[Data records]
....
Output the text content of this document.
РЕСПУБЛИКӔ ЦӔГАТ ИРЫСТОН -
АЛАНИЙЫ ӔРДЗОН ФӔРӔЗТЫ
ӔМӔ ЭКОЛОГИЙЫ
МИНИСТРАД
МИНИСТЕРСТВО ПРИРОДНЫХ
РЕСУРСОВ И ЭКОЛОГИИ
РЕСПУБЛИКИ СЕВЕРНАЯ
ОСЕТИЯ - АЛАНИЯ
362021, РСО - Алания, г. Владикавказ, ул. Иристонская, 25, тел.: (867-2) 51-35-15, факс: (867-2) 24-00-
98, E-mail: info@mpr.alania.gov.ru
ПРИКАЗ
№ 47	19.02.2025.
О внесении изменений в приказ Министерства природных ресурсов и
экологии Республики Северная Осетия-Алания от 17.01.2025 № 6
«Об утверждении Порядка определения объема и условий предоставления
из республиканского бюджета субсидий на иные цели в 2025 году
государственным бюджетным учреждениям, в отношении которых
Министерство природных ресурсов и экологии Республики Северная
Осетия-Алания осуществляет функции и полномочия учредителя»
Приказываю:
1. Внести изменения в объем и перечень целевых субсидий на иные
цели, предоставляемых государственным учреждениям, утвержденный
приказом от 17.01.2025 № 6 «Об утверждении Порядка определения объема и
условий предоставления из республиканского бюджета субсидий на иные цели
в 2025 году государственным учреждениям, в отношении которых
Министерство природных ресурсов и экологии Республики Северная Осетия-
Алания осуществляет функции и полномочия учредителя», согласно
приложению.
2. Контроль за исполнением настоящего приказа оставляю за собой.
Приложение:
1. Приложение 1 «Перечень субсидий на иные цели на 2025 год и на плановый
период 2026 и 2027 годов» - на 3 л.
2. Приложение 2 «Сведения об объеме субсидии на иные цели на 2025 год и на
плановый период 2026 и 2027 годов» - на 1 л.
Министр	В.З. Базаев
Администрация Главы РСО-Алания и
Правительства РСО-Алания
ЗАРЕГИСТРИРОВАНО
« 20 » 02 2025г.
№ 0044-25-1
....
Given request: Transcribe all of the lines in the records precisely.

Written response:
Output the text content of this document.
РЕСПУБЛИКӔ ЦӔГАТ ИРЫСТОН -
АЛАНИЙЫ ӔРДЗОН ФӔРӔЗТЫ
ӔМӔ ЭКОЛОГИЙЫ
МИНИСТРАД
МИНИСТЕРСТВО ПРИРОДНЫХ
РЕСУРСОВ И ЭКОЛОГИИ
РЕСПУБЛИКИ СЕВЕРНАЯ
ОСЕТИЯ - АЛАНИЯ
362021, РСО - Алания, г. Владикавказ, ул. Иристонская, 25, тел.: (867-2) 51-35-15, факс: (867-2) 24-00-
98, E-mail: info@mpr.alania.gov.ru
ПРИКАЗ
№ 47	19.02.2025.
О внесении изменений в приказ Министерства природных ресурсов и
экологии Республики Северная Осетия-Алания от 17.01.2025 № 6
«Об утверждении Порядка определения объема и условий предоставления
из республиканского бюджета субсидий на иные цели в 2025 году
государственным бюджетным учреждениям, в отношении которых
Министерство природных ресурсов и экологии Республики Северная
Осетия-Алания осуществляет функции и полномочия учредителя»
Приказываю:
1. Внести изменения в объем и перечень целевых субсидий на иные
цели, предоставляемых государственным учреждениям, утвержденный
приказом от 17.01.2025 № 6 «Об утверждении Порядка определения объема и
условий предоставления из республиканского бюджета субсидий на иные цели
в 2025 году государственным учреждениям, в отношении которых
Министерство природных ресурсов и экологии Республики Северная Осетия-
Алания осуществляет функции и полномочия учредителя», согласно
приложению.
2. Контроль за исполнением настоящего приказа оставляю за собой.
Приложение:
1. Приложение 1 «Перечень субсидий на иные цели на 2025 год и на плановый
период 2026 и 2027 годов» - на 3 л.
2. Приложение 2 «Сведения об объеме субсидии на иные цели на 2025 год и на
плановый период 2026 и 2027 годов» - на 1 л.
Министр	В.З. Базаев
Администрация Главы РСО-Алания и
Правительства РСО-Алания
ЗАРЕГИСТРИРОВАНО
« 20 » 02 2025г.
№ 0044-25-1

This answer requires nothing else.